WORK TO COMPLETE: Drop every picture, then transcribe the remaining data exactly.

Stored data:
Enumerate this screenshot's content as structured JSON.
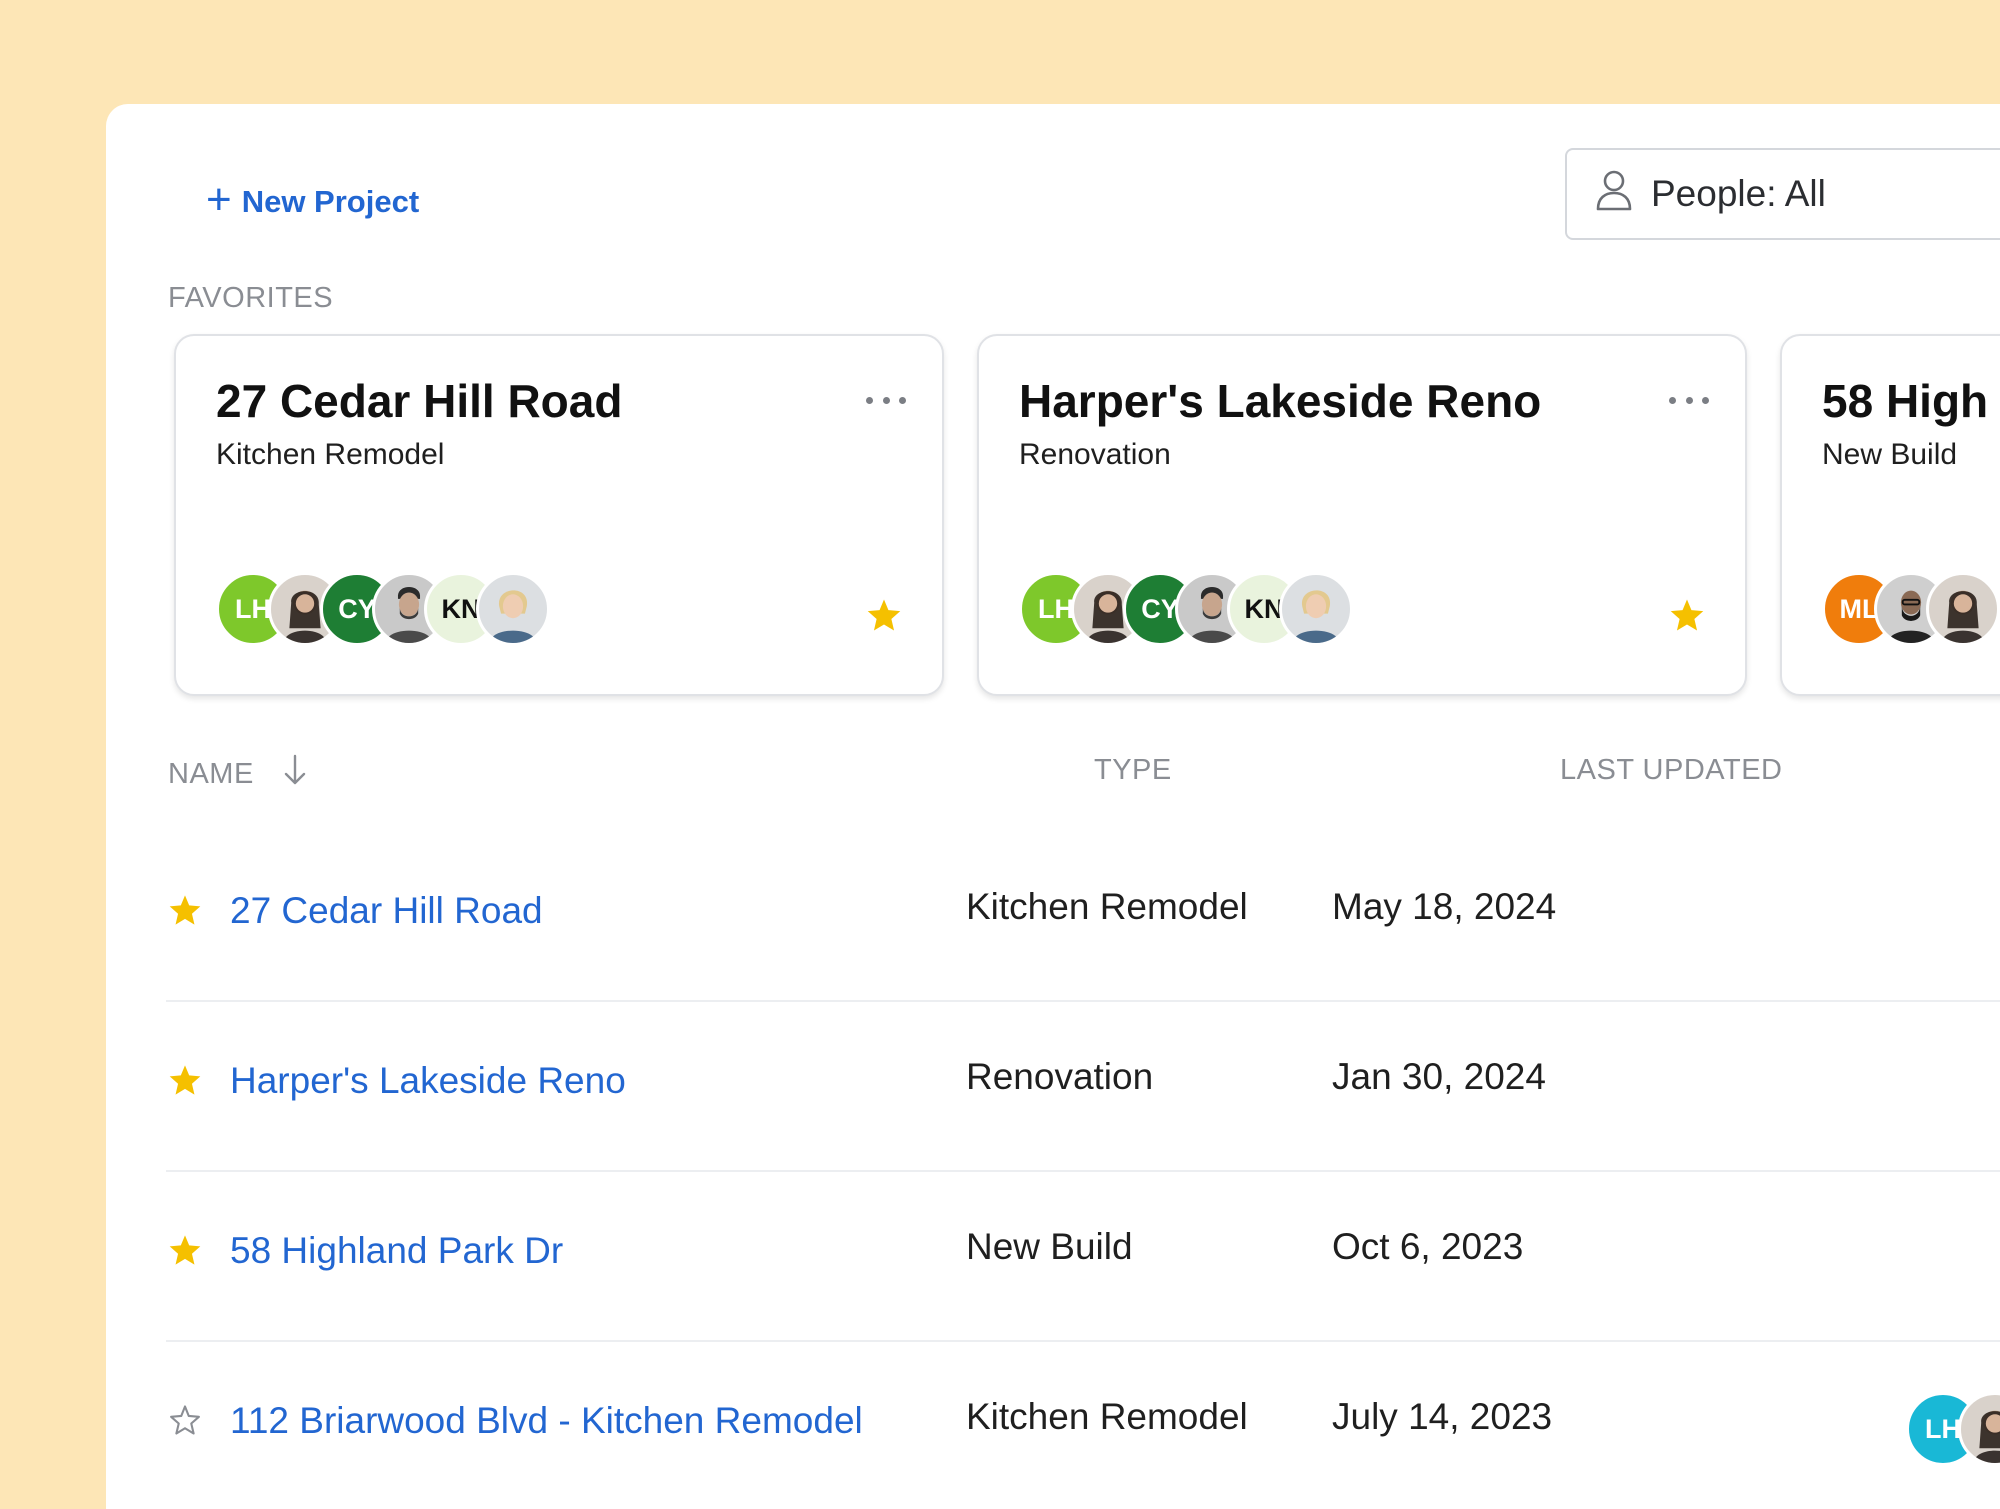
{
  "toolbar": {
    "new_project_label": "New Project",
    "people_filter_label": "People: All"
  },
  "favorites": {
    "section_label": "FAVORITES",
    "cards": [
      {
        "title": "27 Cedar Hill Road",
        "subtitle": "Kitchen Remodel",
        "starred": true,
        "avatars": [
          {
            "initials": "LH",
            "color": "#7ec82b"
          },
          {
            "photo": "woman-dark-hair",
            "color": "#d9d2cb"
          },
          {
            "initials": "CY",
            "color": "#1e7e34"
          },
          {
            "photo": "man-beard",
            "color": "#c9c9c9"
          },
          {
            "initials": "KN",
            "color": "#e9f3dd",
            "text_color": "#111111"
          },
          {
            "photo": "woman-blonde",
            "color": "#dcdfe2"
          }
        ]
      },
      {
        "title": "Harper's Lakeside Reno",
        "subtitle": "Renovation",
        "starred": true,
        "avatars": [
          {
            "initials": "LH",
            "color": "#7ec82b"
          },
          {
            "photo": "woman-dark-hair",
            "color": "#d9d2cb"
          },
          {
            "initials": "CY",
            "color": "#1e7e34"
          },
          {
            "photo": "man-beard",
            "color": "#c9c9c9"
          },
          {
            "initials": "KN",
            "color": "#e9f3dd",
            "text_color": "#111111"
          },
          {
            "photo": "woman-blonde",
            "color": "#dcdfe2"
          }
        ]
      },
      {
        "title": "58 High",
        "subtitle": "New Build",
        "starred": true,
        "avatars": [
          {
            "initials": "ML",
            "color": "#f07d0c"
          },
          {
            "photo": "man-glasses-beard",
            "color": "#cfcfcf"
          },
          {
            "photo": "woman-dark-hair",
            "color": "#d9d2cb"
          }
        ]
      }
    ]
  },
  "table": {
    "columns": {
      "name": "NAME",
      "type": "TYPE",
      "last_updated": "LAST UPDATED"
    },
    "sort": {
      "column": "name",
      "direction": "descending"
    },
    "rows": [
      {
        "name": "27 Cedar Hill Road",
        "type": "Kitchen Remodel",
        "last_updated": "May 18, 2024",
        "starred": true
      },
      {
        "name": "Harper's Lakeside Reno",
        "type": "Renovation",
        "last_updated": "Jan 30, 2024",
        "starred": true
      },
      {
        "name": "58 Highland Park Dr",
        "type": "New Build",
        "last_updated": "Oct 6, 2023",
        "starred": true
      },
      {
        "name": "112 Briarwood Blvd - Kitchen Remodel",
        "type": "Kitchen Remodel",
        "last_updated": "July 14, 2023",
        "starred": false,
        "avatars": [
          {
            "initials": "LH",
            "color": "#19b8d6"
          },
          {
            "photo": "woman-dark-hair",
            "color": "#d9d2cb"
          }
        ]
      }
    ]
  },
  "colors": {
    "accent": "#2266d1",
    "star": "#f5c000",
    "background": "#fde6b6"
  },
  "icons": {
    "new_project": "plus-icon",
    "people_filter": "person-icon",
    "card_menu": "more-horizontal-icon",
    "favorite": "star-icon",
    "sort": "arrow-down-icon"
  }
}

EXERCISE RESULT:
Enumerate this screenshot's content as structured JSON.
{
  "toolbar": {
    "new_project_label": "New Project",
    "people_filter_label": "People: All"
  },
  "favorites": {
    "section_label": "FAVORITES",
    "cards": [
      {
        "title": "27 Cedar Hill Road",
        "subtitle": "Kitchen Remodel",
        "starred": true,
        "avatars": [
          {
            "initials": "LH",
            "color": "#7ec82b"
          },
          {
            "photo": "woman-dark-hair",
            "color": "#d9d2cb"
          },
          {
            "initials": "CY",
            "color": "#1e7e34"
          },
          {
            "photo": "man-beard",
            "color": "#c9c9c9"
          },
          {
            "initials": "KN",
            "color": "#e9f3dd",
            "text_color": "#111111"
          },
          {
            "photo": "woman-blonde",
            "color": "#dcdfe2"
          }
        ]
      },
      {
        "title": "Harper's Lakeside Reno",
        "subtitle": "Renovation",
        "starred": true,
        "avatars": [
          {
            "initials": "LH",
            "color": "#7ec82b"
          },
          {
            "photo": "woman-dark-hair",
            "color": "#d9d2cb"
          },
          {
            "initials": "CY",
            "color": "#1e7e34"
          },
          {
            "photo": "man-beard",
            "color": "#c9c9c9"
          },
          {
            "initials": "KN",
            "color": "#e9f3dd",
            "text_color": "#111111"
          },
          {
            "photo": "woman-blonde",
            "color": "#dcdfe2"
          }
        ]
      },
      {
        "title": "58 High",
        "subtitle": "New Build",
        "starred": true,
        "avatars": [
          {
            "initials": "ML",
            "color": "#f07d0c"
          },
          {
            "photo": "man-glasses-beard",
            "color": "#cfcfcf"
          },
          {
            "photo": "woman-dark-hair",
            "color": "#d9d2cb"
          }
        ]
      }
    ]
  },
  "table": {
    "columns": {
      "name": "NAME",
      "type": "TYPE",
      "last_updated": "LAST UPDATED"
    },
    "sort": {
      "column": "name",
      "direction": "descending"
    },
    "rows": [
      {
        "name": "27 Cedar Hill Road",
        "type": "Kitchen Remodel",
        "last_updated": "May 18, 2024",
        "starred": true
      },
      {
        "name": "Harper's Lakeside Reno",
        "type": "Renovation",
        "last_updated": "Jan 30, 2024",
        "starred": true
      },
      {
        "name": "58 Highland Park Dr",
        "type": "New Build",
        "last_updated": "Oct 6, 2023",
        "starred": true
      },
      {
        "name": "112 Briarwood Blvd - Kitchen Remodel",
        "type": "Kitchen Remodel",
        "last_updated": "July 14, 2023",
        "starred": false,
        "avatars": [
          {
            "initials": "LH",
            "color": "#19b8d6"
          },
          {
            "photo": "woman-dark-hair",
            "color": "#d9d2cb"
          }
        ]
      }
    ]
  },
  "colors": {
    "accent": "#2266d1",
    "star": "#f5c000",
    "background": "#fde6b6"
  },
  "icons": {
    "new_project": "plus-icon",
    "people_filter": "person-icon",
    "card_menu": "more-horizontal-icon",
    "favorite": "star-icon",
    "sort": "arrow-down-icon"
  }
}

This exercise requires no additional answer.